## Exercise details
Extract all lines that hold the string "bérlőjének".

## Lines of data

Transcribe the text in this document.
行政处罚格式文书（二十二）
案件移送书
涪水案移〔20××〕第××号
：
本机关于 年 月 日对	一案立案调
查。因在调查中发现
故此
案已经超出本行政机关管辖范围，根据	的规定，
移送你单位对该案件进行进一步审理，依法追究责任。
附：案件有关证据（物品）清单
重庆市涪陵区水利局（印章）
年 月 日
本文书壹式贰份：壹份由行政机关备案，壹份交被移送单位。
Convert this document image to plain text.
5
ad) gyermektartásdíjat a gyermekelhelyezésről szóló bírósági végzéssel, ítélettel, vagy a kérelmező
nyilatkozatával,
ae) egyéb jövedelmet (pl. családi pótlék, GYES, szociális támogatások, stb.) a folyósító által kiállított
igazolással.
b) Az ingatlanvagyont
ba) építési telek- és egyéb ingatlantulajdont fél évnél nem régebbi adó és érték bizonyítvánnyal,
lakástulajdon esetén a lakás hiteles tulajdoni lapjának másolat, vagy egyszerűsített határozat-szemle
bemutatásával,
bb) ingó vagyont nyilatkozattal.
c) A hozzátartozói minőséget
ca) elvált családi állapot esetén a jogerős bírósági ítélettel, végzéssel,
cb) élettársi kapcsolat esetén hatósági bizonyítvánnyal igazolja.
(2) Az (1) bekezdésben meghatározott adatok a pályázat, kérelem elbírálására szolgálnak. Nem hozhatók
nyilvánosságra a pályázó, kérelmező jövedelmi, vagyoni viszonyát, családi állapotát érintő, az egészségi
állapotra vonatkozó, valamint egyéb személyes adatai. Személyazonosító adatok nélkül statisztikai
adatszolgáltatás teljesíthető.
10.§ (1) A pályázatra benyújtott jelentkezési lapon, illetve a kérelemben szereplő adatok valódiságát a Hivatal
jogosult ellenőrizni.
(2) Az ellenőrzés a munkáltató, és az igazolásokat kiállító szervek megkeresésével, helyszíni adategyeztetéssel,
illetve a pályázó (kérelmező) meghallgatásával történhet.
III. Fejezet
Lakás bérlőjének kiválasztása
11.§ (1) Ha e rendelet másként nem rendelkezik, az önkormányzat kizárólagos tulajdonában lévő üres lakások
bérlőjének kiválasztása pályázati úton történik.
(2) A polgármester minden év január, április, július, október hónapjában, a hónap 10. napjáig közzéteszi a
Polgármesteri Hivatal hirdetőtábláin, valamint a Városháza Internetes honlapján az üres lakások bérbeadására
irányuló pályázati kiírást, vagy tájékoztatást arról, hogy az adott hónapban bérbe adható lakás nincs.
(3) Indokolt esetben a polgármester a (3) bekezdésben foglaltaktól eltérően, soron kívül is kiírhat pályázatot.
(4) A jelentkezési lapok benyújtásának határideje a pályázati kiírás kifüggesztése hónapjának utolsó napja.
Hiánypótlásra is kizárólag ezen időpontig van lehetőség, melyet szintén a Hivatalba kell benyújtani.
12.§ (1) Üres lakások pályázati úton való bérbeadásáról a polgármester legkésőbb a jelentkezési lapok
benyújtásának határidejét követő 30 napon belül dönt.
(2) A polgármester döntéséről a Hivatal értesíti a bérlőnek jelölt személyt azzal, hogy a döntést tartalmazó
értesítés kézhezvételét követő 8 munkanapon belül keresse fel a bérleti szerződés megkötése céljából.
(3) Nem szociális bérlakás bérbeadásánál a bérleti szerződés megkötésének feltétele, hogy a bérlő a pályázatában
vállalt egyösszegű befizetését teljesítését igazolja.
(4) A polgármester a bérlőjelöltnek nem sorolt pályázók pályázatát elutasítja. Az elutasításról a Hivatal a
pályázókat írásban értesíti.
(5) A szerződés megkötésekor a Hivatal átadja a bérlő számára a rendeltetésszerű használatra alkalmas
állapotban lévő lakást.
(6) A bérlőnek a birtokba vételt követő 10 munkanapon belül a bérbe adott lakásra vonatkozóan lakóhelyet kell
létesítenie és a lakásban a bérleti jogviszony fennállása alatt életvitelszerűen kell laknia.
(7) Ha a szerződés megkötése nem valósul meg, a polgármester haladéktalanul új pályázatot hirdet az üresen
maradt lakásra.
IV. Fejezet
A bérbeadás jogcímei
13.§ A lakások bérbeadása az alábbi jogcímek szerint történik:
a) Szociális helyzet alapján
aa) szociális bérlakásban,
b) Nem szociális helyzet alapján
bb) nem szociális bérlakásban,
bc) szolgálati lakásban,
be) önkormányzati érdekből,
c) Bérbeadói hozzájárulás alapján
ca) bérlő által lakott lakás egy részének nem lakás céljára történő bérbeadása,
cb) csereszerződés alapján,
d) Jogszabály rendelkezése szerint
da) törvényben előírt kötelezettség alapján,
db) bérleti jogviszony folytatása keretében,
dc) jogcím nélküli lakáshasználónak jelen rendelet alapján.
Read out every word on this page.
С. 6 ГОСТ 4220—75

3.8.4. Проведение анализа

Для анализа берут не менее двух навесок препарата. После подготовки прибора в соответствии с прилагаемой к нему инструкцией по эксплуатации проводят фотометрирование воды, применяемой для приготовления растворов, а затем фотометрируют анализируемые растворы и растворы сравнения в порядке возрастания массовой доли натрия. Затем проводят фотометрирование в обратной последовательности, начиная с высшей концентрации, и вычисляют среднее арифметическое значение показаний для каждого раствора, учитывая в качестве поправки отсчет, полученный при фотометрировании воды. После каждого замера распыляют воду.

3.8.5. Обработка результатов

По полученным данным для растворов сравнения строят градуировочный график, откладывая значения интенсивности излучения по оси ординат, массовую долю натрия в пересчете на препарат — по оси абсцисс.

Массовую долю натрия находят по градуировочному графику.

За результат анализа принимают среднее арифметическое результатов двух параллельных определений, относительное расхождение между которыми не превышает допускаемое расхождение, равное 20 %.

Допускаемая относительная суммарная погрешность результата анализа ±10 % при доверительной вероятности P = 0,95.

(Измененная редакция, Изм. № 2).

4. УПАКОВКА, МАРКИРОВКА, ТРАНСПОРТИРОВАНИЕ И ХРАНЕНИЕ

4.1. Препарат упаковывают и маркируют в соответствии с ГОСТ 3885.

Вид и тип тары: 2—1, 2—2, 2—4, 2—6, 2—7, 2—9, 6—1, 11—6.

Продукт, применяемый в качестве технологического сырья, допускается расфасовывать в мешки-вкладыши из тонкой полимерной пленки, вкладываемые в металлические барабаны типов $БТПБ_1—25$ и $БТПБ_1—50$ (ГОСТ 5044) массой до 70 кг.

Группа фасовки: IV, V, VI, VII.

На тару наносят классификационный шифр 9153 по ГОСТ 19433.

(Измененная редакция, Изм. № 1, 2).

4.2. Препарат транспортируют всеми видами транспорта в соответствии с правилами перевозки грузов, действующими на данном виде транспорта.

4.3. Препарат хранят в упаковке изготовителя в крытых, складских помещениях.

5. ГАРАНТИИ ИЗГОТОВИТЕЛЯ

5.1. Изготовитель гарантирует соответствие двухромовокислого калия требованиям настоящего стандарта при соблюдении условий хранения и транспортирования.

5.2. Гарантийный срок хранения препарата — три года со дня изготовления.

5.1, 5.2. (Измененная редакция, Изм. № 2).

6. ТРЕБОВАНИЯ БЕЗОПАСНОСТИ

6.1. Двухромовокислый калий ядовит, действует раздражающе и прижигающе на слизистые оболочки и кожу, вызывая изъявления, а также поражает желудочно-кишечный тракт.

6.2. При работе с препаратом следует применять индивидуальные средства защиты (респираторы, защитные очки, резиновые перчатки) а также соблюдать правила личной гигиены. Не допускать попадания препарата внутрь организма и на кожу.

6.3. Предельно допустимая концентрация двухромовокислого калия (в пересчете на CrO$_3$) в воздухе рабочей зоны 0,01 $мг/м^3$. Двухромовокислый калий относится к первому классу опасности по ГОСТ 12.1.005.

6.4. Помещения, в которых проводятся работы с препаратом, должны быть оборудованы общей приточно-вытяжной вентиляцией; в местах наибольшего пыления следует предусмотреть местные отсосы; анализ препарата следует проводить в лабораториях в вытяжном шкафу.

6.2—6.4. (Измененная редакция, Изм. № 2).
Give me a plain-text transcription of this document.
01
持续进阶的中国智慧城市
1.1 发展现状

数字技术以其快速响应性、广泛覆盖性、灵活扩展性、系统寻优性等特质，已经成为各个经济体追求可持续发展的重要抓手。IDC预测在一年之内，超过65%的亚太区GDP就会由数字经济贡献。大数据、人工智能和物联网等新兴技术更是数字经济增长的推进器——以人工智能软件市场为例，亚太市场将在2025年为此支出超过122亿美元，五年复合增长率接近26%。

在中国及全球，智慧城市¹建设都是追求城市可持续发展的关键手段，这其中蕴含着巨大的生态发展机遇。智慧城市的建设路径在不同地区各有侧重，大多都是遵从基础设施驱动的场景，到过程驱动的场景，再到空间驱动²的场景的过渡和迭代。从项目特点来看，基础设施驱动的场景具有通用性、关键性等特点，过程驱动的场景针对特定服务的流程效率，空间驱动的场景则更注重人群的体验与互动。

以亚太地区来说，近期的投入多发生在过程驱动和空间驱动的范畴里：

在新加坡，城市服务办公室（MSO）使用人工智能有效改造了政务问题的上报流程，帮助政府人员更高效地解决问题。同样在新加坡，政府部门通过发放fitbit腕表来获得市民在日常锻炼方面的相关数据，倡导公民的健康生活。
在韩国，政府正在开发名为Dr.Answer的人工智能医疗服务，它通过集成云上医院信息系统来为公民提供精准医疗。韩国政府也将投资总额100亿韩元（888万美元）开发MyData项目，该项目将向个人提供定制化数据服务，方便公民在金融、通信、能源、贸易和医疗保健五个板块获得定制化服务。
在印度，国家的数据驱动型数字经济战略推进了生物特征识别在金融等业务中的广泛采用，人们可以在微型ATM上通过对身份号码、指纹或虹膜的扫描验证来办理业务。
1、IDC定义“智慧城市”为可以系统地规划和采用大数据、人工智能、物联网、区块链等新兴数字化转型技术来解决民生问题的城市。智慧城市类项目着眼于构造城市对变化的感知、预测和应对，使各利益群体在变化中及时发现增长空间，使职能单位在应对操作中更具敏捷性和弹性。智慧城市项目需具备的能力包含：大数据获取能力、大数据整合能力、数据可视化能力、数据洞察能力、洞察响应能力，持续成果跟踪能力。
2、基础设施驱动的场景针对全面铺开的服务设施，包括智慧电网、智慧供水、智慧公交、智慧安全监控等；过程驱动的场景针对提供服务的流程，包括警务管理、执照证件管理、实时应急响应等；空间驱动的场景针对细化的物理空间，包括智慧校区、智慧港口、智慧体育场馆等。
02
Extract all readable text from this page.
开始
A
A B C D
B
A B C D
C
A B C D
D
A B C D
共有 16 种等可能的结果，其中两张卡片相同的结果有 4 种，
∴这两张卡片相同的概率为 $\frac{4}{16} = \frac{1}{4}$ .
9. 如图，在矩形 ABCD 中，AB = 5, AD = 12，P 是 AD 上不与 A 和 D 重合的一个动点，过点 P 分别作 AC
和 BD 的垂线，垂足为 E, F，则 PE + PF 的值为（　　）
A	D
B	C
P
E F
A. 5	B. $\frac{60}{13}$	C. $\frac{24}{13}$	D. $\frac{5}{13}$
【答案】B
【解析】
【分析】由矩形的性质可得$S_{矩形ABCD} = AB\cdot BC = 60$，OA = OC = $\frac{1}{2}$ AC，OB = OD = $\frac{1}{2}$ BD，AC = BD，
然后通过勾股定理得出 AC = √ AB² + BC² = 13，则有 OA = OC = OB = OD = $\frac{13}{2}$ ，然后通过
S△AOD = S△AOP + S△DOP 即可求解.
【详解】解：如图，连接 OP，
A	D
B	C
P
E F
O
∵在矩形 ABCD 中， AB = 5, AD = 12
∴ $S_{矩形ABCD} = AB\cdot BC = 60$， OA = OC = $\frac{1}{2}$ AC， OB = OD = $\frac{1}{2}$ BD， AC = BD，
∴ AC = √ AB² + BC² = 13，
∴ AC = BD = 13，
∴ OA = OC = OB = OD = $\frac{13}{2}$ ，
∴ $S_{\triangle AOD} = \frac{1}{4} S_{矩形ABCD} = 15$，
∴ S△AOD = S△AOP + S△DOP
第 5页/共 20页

## Written answer
Lakás bérlőjének kiválasztása
bérlőjének kiválasztása pályázati úton történik.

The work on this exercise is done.